# WHAT IS REQUIRED:
Copy the records below exactly, leaving out any pictures.
-- Start of MATERIAL FOR THE TASK --
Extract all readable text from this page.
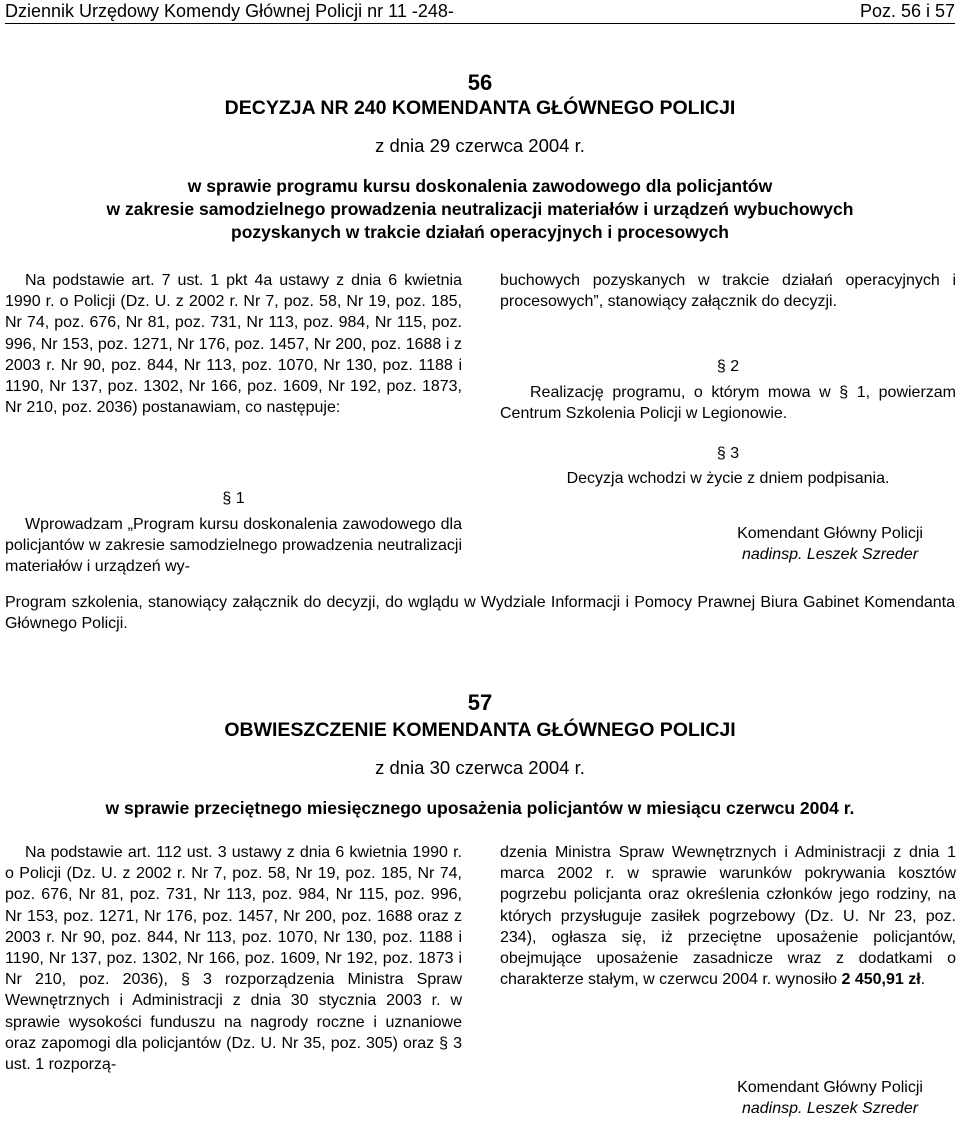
Dziennik Urzędowy Komendy Głównej Policji nr 11 -248-	Poz. 56 i 57
56
DECYZJA NR 240 KOMENDANTA GŁÓWNEGO POLICJI
z dnia 29 czerwca 2004 r.
w sprawie programu kursu doskonalenia zawodowego dla policjantów
w zakresie samodzielnego prowadzenia neutralizacji materiałów i urządzeń wybuchowych
pozyskanych w trakcie działań operacyjnych i procesowych

Na podstawie art. 7 ust. 1 pkt 4a ustawy z dnia 6 kwietnia 1990 r. o Policji (Dz. U. z 2002 r. Nr 7, poz. 58, Nr 19, poz. 185, Nr 74, poz. 676, Nr 81, poz. 731, Nr 113, poz. 984, Nr 115, poz. 996, Nr 153, poz. 1271, Nr 176, poz. 1457, Nr 200, poz. 1688 i z 2003 r. Nr 90, poz. 844, Nr 113, poz. 1070, Nr 130, poz. 1188 i 1190, Nr 137, poz. 1302, Nr 166, poz. 1609, Nr 192, poz. 1873, Nr 210, poz. 2036) postanawiam, co następuje:

§ 1

Wprowadzam „Program kursu doskonalenia zawodowego dla policjantów w zakresie samodzielnego prowadzenia neutralizacji materiałów i urządzeń wy-

buchowych pozyskanych w trakcie działań operacyjnych i procesowych”, stanowiący załącznik do decyzji.

§ 2

Realizację programu, o którym mowa w § 1, powierzam Centrum Szkolenia Policji w Legionowie.

§ 3
Decyzja wchodzi w życie z dniem podpisania.
Komendant Główny Policji
nadinsp. Leszek Szreder
Program szkolenia, stanowiący załącznik do decyzji, do wglądu w Wydziale Informacji i Pomocy Prawnej Biura Gabinet Komendanta Głównego Policji.
57
OBWIESZCZENIE KOMENDANTA GŁÓWNEGO POLICJI
z dnia 30 czerwca 2004 r.
w sprawie przeciętnego miesięcznego uposażenia policjantów w miesiącu czerwcu 2004 r.

Na podstawie art. 112 ust. 3 ustawy z dnia 6 kwietnia 1990 r. o Policji (Dz. U. z 2002 r. Nr 7, poz. 58, Nr 19, poz. 185, Nr 74, poz. 676, Nr 81, poz. 731, Nr 113, poz. 984, Nr 115, poz. 996, Nr 153, poz. 1271, Nr 176, poz. 1457, Nr 200, poz. 1688 oraz z 2003 r. Nr 90, poz. 844, Nr 113, poz. 1070, Nr 130, poz. 1188 i 1190, Nr 137, poz. 1302, Nr 166, poz. 1609, Nr 192, poz. 1873 i Nr 210, poz. 2036), § 3 rozporządzenia Ministra Spraw Wewnętrznych i Administracji z dnia 30 stycznia 2003 r. w sprawie wysokości funduszu na nagrody roczne i uznaniowe oraz zapomogi dla policjantów (Dz. U. Nr 35, poz. 305) oraz § 3 ust. 1 rozporzą-

dzenia Ministra Spraw Wewnętrznych i Administracji z dnia 1 marca 2002 r. w sprawie warunków pokrywania kosztów pogrzebu policjanta oraz określenia członków jego rodziny, na których przysługuje zasiłek pogrzebowy (Dz. U. Nr 23, poz. 234), ogłasza się, iż przeciętne uposażenie policjantów, obejmujące uposażenie zasadnicze wraz z dodatkami o charakterze stałym, w czerwcu 2004 r. wynosiło 2 450,91 zł.

Komendant Główny Policji
nadinsp. Leszek Szreder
-- End of MATERIAL FOR THE TASK --
# EXERCISE OUTPUT:
Extract all readable text from this page.
Dziennik Urzędowy Komendy Głównej Policji nr 11 -248-	Poz. 56 i 57
56
DECYZJA NR 240 KOMENDANTA GŁÓWNEGO POLICJI
z dnia 29 czerwca 2004 r.
w sprawie programu kursu doskonalenia zawodowego dla policjantów
w zakresie samodzielnego prowadzenia neutralizacji materiałów i urządzeń wybuchowych
pozyskanych w trakcie działań operacyjnych i procesowych

Na podstawie art. 7 ust. 1 pkt 4a ustawy z dnia 6 kwietnia 1990 r. o Policji (Dz. U. z 2002 r. Nr 7, poz. 58, Nr 19, poz. 185, Nr 74, poz. 676, Nr 81, poz. 731, Nr 113, poz. 984, Nr 115, poz. 996, Nr 153, poz. 1271, Nr 176, poz. 1457, Nr 200, poz. 1688 i z 2003 r. Nr 90, poz. 844, Nr 113, poz. 1070, Nr 130, poz. 1188 i 1190, Nr 137, poz. 1302, Nr 166, poz. 1609, Nr 192, poz. 1873, Nr 210, poz. 2036) postanawiam, co następuje:

§ 1

Wprowadzam „Program kursu doskonalenia zawodowego dla policjantów w zakresie samodzielnego prowadzenia neutralizacji materiałów i urządzeń wy-

buchowych pozyskanych w trakcie działań operacyjnych i procesowych”, stanowiący załącznik do decyzji.

§ 2

Realizację programu, o którym mowa w § 1, powierzam Centrum Szkolenia Policji w Legionowie.

§ 3
Decyzja wchodzi w życie z dniem podpisania.
Komendant Główny Policji
nadinsp. Leszek Szreder
Program szkolenia, stanowiący załącznik do decyzji, do wglądu w Wydziale Informacji i Pomocy Prawnej Biura Gabinet Komendanta Głównego Policji.
57
OBWIESZCZENIE KOMENDANTA GŁÓWNEGO POLICJI
z dnia 30 czerwca 2004 r.
w sprawie przeciętnego miesięcznego uposażenia policjantów w miesiącu czerwcu 2004 r.

Na podstawie art. 112 ust. 3 ustawy z dnia 6 kwietnia 1990 r. o Policji (Dz. U. z 2002 r. Nr 7, poz. 58, Nr 19, poz. 185, Nr 74, poz. 676, Nr 81, poz. 731, Nr 113, poz. 984, Nr 115, poz. 996, Nr 153, poz. 1271, Nr 176, poz. 1457, Nr 200, poz. 1688 oraz z 2003 r. Nr 90, poz. 844, Nr 113, poz. 1070, Nr 130, poz. 1188 i 1190, Nr 137, poz. 1302, Nr 166, poz. 1609, Nr 192, poz. 1873 i Nr 210, poz. 2036), § 3 rozporządzenia Ministra Spraw Wewnętrznych i Administracji z dnia 30 stycznia 2003 r. w sprawie wysokości funduszu na nagrody roczne i uznaniowe oraz zapomogi dla policjantów (Dz. U. Nr 35, poz. 305) oraz § 3 ust. 1 rozporzą-

dzenia Ministra Spraw Wewnętrznych i Administracji z dnia 1 marca 2002 r. w sprawie warunków pokrywania kosztów pogrzebu policjanta oraz określenia członków jego rodziny, na których przysługuje zasiłek pogrzebowy (Dz. U. Nr 23, poz. 234), ogłasza się, iż przeciętne uposażenie policjantów, obejmujące uposażenie zasadnicze wraz z dodatkami o charakterze stałym, w czerwcu 2004 r. wynosiło 2 450,91 zł.

Komendant Główny Policji
nadinsp. Leszek Szreder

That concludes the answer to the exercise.